> **Input material**
··········

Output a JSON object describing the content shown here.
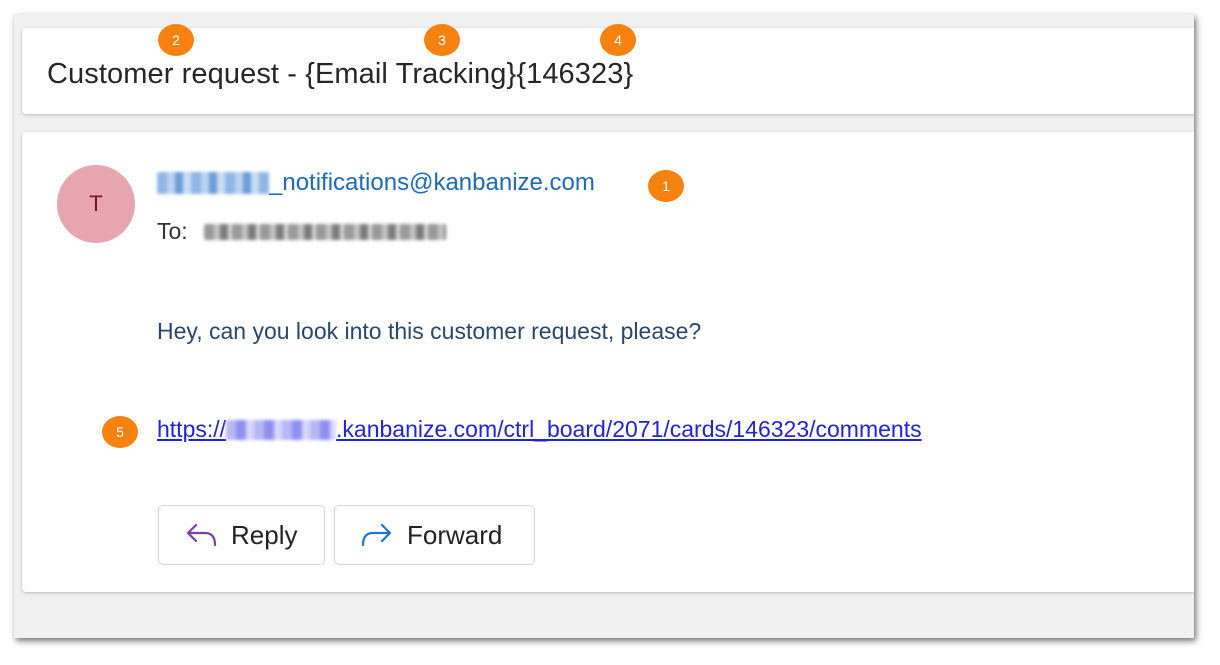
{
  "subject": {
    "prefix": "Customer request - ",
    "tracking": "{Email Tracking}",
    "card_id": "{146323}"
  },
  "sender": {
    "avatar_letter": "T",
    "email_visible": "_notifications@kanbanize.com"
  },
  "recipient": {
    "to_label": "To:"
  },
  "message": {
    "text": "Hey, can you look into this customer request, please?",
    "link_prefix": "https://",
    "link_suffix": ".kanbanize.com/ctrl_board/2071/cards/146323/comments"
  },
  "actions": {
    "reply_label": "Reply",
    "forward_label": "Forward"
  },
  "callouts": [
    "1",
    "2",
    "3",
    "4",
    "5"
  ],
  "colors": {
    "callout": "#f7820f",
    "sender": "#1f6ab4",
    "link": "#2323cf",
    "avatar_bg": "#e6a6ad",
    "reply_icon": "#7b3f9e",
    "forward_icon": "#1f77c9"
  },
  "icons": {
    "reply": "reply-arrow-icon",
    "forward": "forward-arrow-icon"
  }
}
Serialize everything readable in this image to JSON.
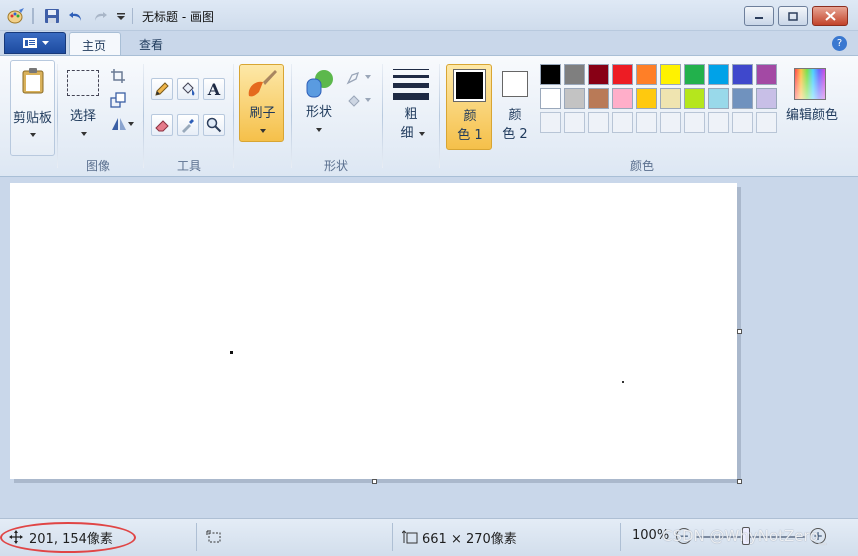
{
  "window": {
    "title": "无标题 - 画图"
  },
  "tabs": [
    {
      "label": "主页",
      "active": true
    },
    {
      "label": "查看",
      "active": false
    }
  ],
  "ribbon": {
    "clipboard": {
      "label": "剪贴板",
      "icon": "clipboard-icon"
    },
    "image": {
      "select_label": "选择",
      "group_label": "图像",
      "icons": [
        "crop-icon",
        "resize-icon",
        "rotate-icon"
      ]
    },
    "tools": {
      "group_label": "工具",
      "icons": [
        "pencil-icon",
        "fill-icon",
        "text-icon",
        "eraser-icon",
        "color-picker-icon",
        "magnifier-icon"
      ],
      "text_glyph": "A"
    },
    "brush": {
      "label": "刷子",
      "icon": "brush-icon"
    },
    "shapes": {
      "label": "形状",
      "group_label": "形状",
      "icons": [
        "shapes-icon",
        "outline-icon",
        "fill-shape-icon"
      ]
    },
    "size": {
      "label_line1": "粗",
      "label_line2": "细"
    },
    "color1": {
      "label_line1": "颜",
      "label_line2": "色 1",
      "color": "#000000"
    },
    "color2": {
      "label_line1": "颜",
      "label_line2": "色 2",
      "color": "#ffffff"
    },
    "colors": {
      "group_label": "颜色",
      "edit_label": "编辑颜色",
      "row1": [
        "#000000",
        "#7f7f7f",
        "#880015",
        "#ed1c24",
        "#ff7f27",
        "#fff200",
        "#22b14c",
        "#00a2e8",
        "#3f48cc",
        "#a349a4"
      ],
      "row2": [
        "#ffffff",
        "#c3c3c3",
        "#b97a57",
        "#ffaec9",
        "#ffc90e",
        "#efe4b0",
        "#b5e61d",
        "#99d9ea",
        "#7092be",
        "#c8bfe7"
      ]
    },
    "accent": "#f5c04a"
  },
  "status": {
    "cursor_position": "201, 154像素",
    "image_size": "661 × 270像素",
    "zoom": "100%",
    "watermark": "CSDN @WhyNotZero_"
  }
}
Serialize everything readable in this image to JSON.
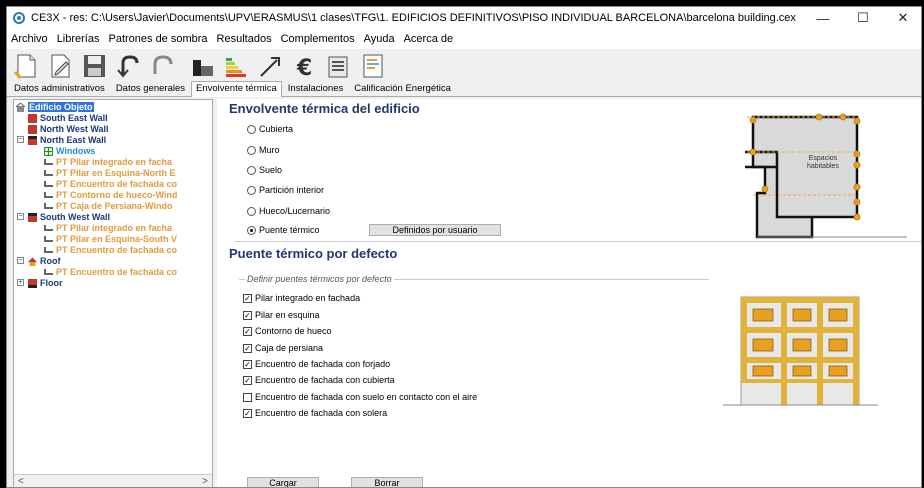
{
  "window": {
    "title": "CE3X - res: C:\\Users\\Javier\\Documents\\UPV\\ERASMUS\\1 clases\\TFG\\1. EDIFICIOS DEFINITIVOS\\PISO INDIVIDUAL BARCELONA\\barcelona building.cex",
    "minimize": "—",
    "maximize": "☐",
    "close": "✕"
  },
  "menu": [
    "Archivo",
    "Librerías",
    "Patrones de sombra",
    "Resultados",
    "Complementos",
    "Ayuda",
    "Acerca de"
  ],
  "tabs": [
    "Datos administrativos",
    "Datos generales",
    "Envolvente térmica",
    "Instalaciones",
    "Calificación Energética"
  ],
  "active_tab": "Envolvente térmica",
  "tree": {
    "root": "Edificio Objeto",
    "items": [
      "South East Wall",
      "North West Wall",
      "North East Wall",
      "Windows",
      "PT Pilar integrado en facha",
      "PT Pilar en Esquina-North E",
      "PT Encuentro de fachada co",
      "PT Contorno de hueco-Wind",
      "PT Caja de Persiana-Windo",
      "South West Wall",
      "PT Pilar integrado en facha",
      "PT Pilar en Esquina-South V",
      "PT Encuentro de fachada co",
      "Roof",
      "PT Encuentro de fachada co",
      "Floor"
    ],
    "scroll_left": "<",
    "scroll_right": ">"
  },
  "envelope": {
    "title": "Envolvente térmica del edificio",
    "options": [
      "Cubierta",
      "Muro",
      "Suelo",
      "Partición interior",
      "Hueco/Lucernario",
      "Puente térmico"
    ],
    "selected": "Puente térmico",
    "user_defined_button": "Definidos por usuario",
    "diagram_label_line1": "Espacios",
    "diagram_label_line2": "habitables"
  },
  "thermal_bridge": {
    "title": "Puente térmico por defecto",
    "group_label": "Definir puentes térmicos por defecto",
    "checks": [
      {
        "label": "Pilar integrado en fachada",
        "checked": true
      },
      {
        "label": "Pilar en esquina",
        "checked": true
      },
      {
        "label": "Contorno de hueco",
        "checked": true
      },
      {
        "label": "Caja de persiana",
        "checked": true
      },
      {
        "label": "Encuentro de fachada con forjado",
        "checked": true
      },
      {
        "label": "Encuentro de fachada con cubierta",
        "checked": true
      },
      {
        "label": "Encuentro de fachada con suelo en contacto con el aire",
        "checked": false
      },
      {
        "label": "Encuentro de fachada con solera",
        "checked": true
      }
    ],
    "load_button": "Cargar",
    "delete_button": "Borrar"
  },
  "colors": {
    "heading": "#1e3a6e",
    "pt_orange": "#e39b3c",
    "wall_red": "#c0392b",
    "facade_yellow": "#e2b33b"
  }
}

··········

Locate all lines holding the word "Envolvente", then copy them out.

    "Envolvente térmica",
  "active_tab": "Envolvente térmica",
    "title": "Envolvente térmica del edificio",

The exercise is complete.